╭──

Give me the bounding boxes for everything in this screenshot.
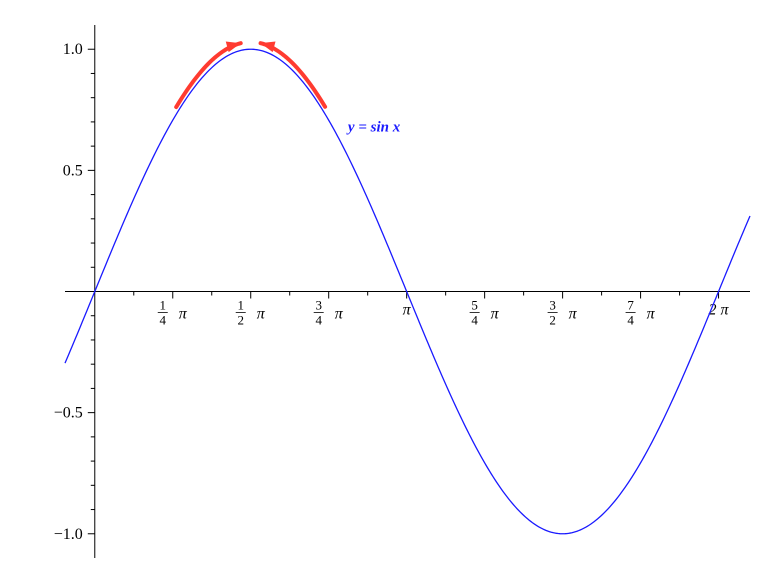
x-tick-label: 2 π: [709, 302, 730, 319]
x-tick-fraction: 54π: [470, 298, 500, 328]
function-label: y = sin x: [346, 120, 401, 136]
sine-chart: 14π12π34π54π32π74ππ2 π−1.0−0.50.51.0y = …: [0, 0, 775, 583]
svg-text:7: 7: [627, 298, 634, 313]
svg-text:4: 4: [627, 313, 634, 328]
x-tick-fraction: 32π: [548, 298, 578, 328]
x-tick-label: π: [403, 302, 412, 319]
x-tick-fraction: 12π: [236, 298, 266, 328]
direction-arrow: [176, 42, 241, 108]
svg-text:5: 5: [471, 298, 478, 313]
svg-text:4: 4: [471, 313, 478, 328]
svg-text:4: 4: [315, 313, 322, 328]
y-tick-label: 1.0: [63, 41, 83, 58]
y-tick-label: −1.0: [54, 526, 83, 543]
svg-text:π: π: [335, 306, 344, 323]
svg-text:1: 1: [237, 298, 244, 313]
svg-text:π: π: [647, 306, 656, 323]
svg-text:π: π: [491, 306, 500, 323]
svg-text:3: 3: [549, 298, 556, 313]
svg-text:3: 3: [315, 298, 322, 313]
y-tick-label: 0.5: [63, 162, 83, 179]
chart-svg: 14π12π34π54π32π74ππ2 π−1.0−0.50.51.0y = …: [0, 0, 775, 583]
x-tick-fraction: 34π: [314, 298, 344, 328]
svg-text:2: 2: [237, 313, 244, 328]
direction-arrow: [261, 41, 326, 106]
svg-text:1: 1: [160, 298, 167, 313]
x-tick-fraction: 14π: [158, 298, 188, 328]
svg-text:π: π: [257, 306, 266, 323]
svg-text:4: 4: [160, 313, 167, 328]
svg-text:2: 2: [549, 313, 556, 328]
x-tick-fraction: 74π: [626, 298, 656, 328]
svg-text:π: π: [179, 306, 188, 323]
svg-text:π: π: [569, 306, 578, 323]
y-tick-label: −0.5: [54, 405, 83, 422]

╰──
╭──

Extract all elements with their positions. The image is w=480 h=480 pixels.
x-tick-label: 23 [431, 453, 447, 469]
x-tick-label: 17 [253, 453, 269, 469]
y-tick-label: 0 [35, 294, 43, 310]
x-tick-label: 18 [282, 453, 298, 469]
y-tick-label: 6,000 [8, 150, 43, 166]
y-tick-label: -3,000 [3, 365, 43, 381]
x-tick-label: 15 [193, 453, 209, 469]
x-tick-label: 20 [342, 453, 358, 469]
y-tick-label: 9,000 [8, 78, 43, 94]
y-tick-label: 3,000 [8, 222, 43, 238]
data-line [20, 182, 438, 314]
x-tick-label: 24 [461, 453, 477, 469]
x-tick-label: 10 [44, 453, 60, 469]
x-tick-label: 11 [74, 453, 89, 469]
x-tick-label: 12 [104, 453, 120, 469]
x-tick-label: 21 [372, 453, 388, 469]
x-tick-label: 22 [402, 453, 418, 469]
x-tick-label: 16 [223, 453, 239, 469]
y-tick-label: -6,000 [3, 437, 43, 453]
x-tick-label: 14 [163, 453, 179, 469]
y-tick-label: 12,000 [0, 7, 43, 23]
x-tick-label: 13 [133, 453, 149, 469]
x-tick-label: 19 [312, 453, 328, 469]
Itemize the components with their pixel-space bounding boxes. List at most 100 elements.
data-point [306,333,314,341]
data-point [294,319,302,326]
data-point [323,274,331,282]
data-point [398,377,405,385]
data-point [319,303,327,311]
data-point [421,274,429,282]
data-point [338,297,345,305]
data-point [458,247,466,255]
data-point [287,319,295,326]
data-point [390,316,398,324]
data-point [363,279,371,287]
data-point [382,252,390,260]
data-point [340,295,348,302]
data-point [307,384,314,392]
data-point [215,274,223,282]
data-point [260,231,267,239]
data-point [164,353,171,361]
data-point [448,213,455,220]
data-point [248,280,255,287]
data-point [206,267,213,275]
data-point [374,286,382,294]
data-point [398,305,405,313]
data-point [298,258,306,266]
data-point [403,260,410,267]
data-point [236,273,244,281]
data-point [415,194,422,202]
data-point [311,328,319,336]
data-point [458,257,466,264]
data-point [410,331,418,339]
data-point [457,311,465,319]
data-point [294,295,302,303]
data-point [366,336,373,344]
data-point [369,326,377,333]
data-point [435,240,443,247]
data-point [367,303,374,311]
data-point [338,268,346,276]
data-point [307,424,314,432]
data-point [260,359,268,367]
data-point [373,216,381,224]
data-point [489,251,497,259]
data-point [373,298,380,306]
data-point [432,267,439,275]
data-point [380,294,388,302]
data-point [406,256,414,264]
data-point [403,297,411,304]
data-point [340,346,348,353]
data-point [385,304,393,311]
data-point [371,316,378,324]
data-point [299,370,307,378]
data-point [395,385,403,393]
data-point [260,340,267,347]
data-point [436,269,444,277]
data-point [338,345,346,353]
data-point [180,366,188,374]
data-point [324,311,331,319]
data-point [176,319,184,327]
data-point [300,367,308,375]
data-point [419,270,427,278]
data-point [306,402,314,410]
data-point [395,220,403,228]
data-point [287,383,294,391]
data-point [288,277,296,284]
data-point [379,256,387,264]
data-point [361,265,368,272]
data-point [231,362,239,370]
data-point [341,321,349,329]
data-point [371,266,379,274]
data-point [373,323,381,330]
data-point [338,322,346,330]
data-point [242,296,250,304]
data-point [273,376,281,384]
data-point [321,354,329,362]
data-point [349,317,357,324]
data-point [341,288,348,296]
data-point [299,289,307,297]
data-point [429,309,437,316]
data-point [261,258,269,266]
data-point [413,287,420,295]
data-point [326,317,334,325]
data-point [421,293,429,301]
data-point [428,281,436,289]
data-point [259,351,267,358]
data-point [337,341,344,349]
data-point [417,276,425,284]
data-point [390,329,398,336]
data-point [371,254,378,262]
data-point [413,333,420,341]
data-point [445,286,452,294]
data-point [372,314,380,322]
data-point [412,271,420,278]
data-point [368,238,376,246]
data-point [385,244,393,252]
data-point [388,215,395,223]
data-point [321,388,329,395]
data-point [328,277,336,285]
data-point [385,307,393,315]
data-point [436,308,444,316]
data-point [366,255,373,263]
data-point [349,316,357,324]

╰──
╭──

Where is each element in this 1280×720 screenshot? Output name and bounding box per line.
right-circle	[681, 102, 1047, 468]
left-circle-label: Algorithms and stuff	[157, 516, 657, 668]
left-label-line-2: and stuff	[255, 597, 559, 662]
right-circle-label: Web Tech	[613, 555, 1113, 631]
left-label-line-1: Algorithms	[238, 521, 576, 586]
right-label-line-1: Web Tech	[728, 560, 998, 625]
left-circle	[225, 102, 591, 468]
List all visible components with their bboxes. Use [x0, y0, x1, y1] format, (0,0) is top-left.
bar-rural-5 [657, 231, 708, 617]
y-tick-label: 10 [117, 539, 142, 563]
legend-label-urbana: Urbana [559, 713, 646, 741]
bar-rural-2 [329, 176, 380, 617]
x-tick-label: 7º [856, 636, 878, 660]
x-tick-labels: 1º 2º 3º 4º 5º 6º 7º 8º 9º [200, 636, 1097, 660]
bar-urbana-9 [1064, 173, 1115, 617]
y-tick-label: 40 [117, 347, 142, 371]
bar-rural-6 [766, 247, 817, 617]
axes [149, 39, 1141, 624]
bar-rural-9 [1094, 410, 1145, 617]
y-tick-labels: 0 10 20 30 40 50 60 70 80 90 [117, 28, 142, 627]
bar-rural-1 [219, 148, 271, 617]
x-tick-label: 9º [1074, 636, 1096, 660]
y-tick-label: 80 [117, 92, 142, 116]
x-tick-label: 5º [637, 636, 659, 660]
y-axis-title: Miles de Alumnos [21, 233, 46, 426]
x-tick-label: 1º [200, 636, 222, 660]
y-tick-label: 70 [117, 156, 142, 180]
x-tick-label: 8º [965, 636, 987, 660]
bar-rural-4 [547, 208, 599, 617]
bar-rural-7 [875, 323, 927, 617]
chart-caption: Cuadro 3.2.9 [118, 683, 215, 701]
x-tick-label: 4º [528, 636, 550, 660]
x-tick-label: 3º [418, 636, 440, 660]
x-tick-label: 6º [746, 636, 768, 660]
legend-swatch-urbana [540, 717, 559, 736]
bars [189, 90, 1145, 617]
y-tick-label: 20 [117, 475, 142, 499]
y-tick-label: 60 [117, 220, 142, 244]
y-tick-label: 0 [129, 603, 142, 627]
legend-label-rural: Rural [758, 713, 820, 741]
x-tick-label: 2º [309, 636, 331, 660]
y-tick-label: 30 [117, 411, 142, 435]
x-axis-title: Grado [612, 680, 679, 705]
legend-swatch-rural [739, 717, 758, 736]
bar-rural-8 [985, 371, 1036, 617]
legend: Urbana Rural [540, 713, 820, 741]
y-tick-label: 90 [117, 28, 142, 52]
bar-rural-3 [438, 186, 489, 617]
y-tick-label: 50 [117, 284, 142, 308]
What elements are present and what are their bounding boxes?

╰──

Give the records from the line containing "Extract all elements" through the line containing "data-point [338,268,346,276]" as a Markdown table with two columns, Row and Record line. Number each line in order and leave out blank lines.

| Row | Record line |
|---|---|
| 1 | Extract all elements with their positions. The image is w=480 h=480 pixels. |
| 2 | x-tick-label: 23 [431, 453, 447, 469] |
| 3 | x-tick-label: 17 [253, 453, 269, 469] |
| 4 | y-tick-label: 0 [35, 294, 43, 310] |
| 5 | x-tick-label: 18 [282, 453, 298, 469] |
| 6 | y-tick-label: 6,000 [8, 150, 43, 166] |
| 7 | y-tick-label: -3,000 [3, 365, 43, 381] |
| 8 | x-tick-label: 15 [193, 453, 209, 469] |
| 9 | x-tick-label: 20 [342, 453, 358, 469] |
| 10 | y-tick-label: 9,000 [8, 78, 43, 94] |
| 11 | y-tick-label: 3,000 [8, 222, 43, 238] |
| 12 | data-line [20, 182, 438, 314] |
| 13 | x-tick-label: 24 [461, 453, 477, 469] |
| 14 | x-tick-label: 10 [44, 453, 60, 469] |
| 15 | x-tick-label: 11 [74, 453, 89, 469] |
| 16 | x-tick-label: 12 [104, 453, 120, 469] |
| 17 | x-tick-label: 21 [372, 453, 388, 469] |
| 18 | x-tick-label: 22 [402, 453, 418, 469] |
| 19 | x-tick-label: 16 [223, 453, 239, 469] |
| 20 | y-tick-label: -6,000 [3, 437, 43, 453] |
| 21 | x-tick-label: 14 [163, 453, 179, 469] |
| 22 | y-tick-label: 12,000 [0, 7, 43, 23] |
| 23 | x-tick-label: 13 [133, 453, 149, 469] |
| 24 | x-tick-label: 19 [312, 453, 328, 469] |
| 25 | Itemize the components with their pixel-space bounding boxes. List at most 100 elements. |
| 26 | data-point [306,333,314,341] |
| 27 | data-point [294,319,302,326] |
| 28 | data-point [323,274,331,282] |
| 29 | data-point [398,377,405,385] |
| 30 | data-point [319,303,327,311] |
| 31 | data-point [421,274,429,282] |
| 32 | data-point [338,297,345,305] |
| 33 | data-point [458,247,466,255] |
| 34 | data-point [287,319,295,326] |
| 35 | data-point [390,316,398,324] |
| 36 | data-point [363,279,371,287] |
| 37 | data-point [382,252,390,260] |
| 38 | data-point [340,295,348,302] |
| 39 | data-point [307,384,314,392] |
| 40 | data-point [215,274,223,282] |
| 41 | data-point [260,231,267,239] |
| 42 | data-point [164,353,171,361] |
| 43 | data-point [448,213,455,220] |
| 44 | data-point [248,280,255,287] |
| 45 | data-point [206,267,213,275] |
| 46 | data-point [374,286,382,294] |
| 47 | data-point [398,305,405,313] |
| 48 | data-point [298,258,306,266] |
| 49 | data-point [403,260,410,267] |
| 50 | data-point [236,273,244,281] |
| 51 | data-point [415,194,422,202] |
| 52 | data-point [311,328,319,336] |
| 53 | data-point [458,257,466,264] |
| 54 | data-point [410,331,418,339] |
| 55 | data-point [457,311,465,319] |
| 56 | data-point [294,295,302,303] |
| 57 | data-point [366,336,373,344] |
| 58 | data-point [369,326,377,333] |
| 59 | data-point [435,240,443,247] |
| 60 | data-point [367,303,374,311] |
| 61 | data-point [338,268,346,276] |